>> begin Information given

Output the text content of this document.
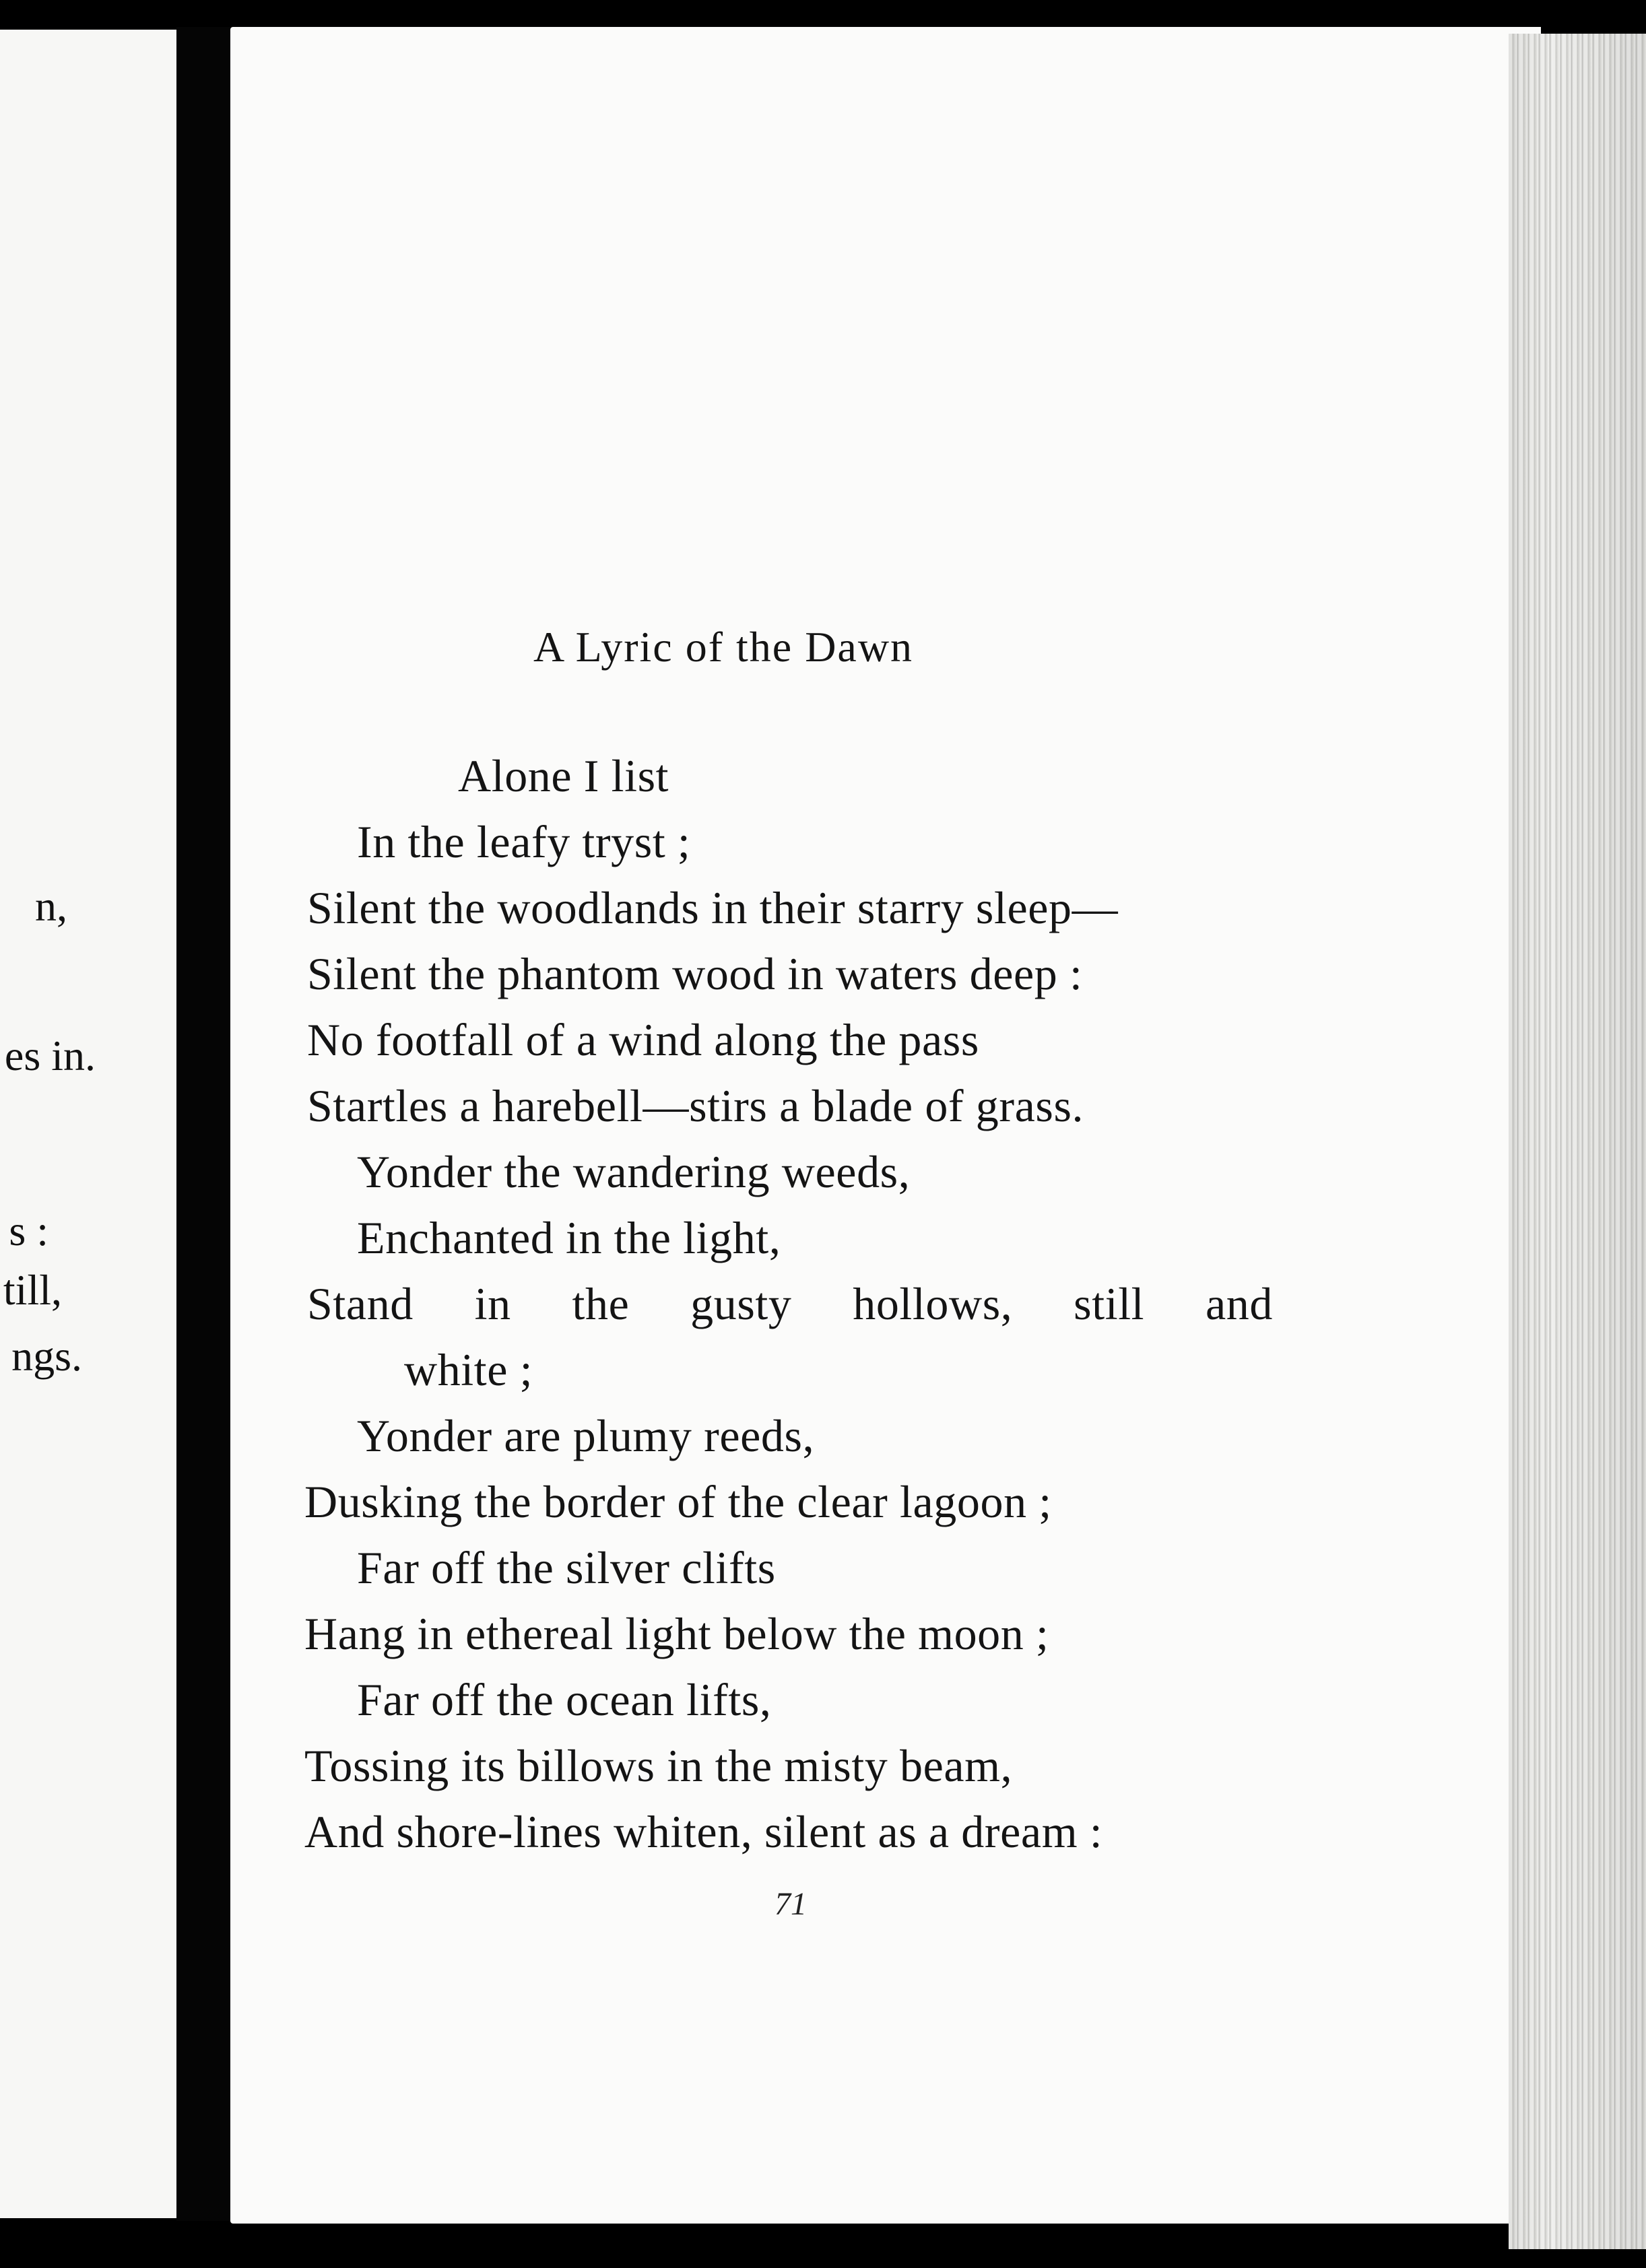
n,
es in.
s :
till,
ngs.
A Lyric of the Dawn
Alone I list
In the leafy tryst ;
Silent the woodlands in their starry sleep—
Silent the phantom wood in waters deep :
No footfall of a wind along the pass
Startles a harebell—stirs a blade of grass.
Yonder the wandering weeds,
Enchanted in the light,
Stand in the gusty hollows, still and
white ;
Yonder are plumy reeds,
Dusking the border of the clear lagoon ;
Far off the silver clifts
Hang in ethereal light below the moon ;
Far off the ocean lifts,
Tossing its billows in the misty beam,
And shore-lines whiten, silent as a dream :
71
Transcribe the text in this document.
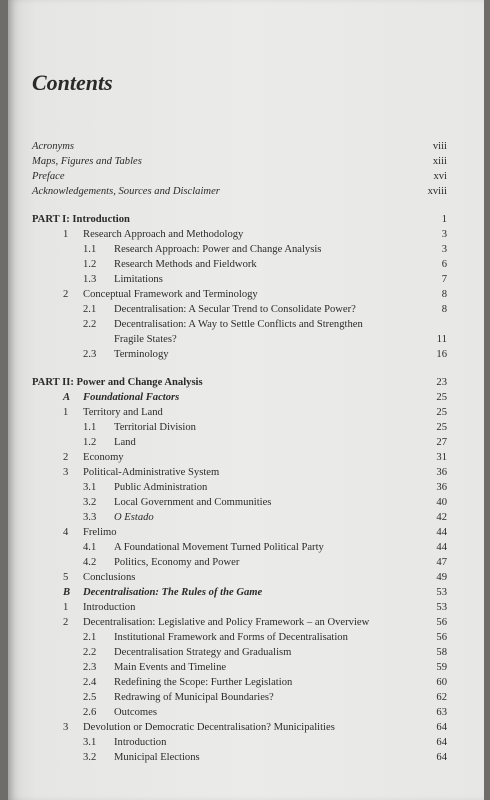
Contents
Acronyms	viii
Maps, Figures and Tables	xiii
Preface	xvi
Acknowledgements, Sources and Disclaimer	xviii
PART I: Introduction	1
1 Research Approach and Methodology	3
1.1 Research Approach: Power and Change Analysis	3
1.2 Research Methods and Fieldwork	6
1.3 Limitations	7
2 Conceptual Framework and Terminology	8
2.1 Decentralisation: A Secular Trend to Consolidate Power?	8
2.2 Decentralisation: A Way to Settle Conflicts and Strengthen
Fragile States?	11
2.3 Terminology	16
PART II: Power and Change Analysis	23
A Foundational Factors	25
1 Territory and Land	25
1.1 Territorial Division	25
1.2 Land	27
2 Economy	31
3 Political-Administrative System	36
3.1 Public Administration	36
3.2 Local Government and Communities	40
3.3 O Estado	42
4 Frelimo	44
4.1 A Foundational Movement Turned Political Party	44
4.2 Politics, Economy and Power	47
5 Conclusions	49
B Decentralisation: The Rules of the Game	53
1 Introduction	53
2 Decentralisation: Legislative and Policy Framework – an Overview	56
2.1 Institutional Framework and Forms of Decentralisation	56
2.2 Decentralisation Strategy and Gradualism	58
2.3 Main Events and Timeline	59
2.4 Redefining the Scope: Further Legislation	60
2.5 Redrawing of Municipal Boundaries?	62
2.6 Outcomes	63
3 Devolution or Democratic Decentralisation? Municipalities	64
3.1 Introduction	64
3.2 Municipal Elections	64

>> end Information given

* What you have to do: Return every line holding the word "light" from the records.

* Result for this task:
Enchanted in the light,
Hang in ethereal light below the moon ;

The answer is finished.